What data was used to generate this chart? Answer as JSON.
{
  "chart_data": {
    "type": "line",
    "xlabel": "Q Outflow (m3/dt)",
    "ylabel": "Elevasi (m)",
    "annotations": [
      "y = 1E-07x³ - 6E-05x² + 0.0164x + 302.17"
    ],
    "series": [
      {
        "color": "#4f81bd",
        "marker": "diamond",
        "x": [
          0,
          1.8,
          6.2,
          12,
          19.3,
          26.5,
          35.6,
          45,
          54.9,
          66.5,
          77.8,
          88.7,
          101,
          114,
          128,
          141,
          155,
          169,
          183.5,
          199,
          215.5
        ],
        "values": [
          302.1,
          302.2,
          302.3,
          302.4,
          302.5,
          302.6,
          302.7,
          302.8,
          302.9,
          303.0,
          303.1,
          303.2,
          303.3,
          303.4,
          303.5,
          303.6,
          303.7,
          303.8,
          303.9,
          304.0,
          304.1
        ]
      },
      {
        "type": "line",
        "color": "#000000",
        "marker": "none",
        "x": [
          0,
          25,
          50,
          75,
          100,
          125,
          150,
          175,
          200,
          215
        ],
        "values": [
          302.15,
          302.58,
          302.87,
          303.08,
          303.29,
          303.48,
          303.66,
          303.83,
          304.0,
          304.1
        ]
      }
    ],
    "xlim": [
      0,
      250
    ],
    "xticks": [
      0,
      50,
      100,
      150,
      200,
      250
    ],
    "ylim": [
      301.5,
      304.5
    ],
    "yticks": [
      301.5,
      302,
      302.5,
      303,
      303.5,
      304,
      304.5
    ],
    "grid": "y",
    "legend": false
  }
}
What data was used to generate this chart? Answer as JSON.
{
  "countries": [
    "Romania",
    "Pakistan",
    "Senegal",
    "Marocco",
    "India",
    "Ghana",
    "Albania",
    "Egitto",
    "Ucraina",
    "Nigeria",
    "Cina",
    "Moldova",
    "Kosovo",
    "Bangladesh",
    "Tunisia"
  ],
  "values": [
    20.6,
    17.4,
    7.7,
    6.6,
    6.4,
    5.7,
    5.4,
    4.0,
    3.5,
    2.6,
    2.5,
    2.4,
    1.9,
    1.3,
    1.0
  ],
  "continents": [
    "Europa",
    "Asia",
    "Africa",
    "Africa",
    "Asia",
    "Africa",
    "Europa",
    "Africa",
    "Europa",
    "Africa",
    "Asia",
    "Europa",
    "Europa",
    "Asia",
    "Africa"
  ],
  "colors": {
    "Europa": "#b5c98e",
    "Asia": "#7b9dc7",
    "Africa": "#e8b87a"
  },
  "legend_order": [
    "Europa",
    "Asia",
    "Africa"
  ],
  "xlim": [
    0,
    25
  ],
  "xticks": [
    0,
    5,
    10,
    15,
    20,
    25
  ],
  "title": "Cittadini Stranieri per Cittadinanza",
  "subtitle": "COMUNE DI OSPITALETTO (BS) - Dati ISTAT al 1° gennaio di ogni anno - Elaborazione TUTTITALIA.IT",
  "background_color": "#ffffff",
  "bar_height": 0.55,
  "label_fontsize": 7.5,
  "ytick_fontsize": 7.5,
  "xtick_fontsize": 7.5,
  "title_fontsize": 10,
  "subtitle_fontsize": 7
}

------------------------------------------------

_AIM OF THE TASK_: Copy the data above in full, character for character.

_RESULT_:
What data was used to generate this chart? Answer as JSON.
{
  "chart_data": {
    "type": "line",
    "xlabel": "Q Outflow (m3/dt)",
    "ylabel": "Elevasi (m)",
    "annotations": [
      "y = 1E-07x³ - 6E-05x² + 0.0164x + 302.17"
    ],
    "series": [
      {
        "color": "#4f81bd",
        "marker": "diamond",
        "x": [
          0,
          1.8,
          6.2,
          12,
          19.3,
          26.5,
          35.6,
          45,
          54.9,
          66.5,
          77.8,
          88.7,
          101,
          114,
          128,
          141,
          155,
          169,
          183.5,
          199,
          215.5
        ],
        "values": [
          302.1,
          302.2,
          302.3,
          302.4,
          302.5,
          302.6,
          302.7,
          302.8,
          302.9,
          303.0,
          303.1,
          303.2,
          303.3,
          303.4,
          303.5,
          303.6,
          303.7,
          303.8,
          303.9,
          304.0,
          304.1
        ]
      },
      {
        "type": "line",
        "color": "#000000",
        "marker": "none",
        "x": [
          0,
          25,
          50,
          75,
          100,
          125,
          150,
          175,
          200,
          215
        ],
        "values": [
          302.15,
          302.58,
          302.87,
          303.08,
          303.29,
          303.48,
          303.66,
          303.83,
          304.0,
          304.1
        ]
      }
    ],
    "xlim": [
      0,
      250
    ],
    "xticks": [
      0,
      50,
      100,
      150,
      200,
      250
    ],
    "ylim": [
      301.5,
      304.5
    ],
    "yticks": [
      301.5,
      302,
      302.5,
      303,
      303.5,
      304,
      304.5
    ],
    "grid": "y",
    "legend": false
  }
}
What data was used to generate this chart? Answer as JSON.
{
  "countries": [
    "Romania",
    "Pakistan",
    "Senegal",
    "Marocco",
    "India",
    "Ghana",
    "Albania",
    "Egitto",
    "Ucraina",
    "Nigeria",
    "Cina",
    "Moldova",
    "Kosovo",
    "Bangladesh",
    "Tunisia"
  ],
  "values": [
    20.6,
    17.4,
    7.7,
    6.6,
    6.4,
    5.7,
    5.4,
    4.0,
    3.5,
    2.6,
    2.5,
    2.4,
    1.9,
    1.3,
    1.0
  ],
  "continents": [
    "Europa",
    "Asia",
    "Africa",
    "Africa",
    "Asia",
    "Africa",
    "Europa",
    "Africa",
    "Europa",
    "Africa",
    "Asia",
    "Europa",
    "Europa",
    "Asia",
    "Africa"
  ],
  "colors": {
    "Europa": "#b5c98e",
    "Asia": "#7b9dc7",
    "Africa": "#e8b87a"
  },
  "legend_order": [
    "Europa",
    "Asia",
    "Africa"
  ],
  "xlim": [
    0,
    25
  ],
  "xticks": [
    0,
    5,
    10,
    15,
    20,
    25
  ],
  "title": "Cittadini Stranieri per Cittadinanza",
  "subtitle": "COMUNE DI OSPITALETTO (BS) - Dati ISTAT al 1° gennaio di ogni anno - Elaborazione TUTTITALIA.IT",
  "background_color": "#ffffff",
  "bar_height": 0.55,
  "label_fontsize": 7.5,
  "ytick_fontsize": 7.5,
  "xtick_fontsize": 7.5,
  "title_fontsize": 10,
  "subtitle_fontsize": 7
}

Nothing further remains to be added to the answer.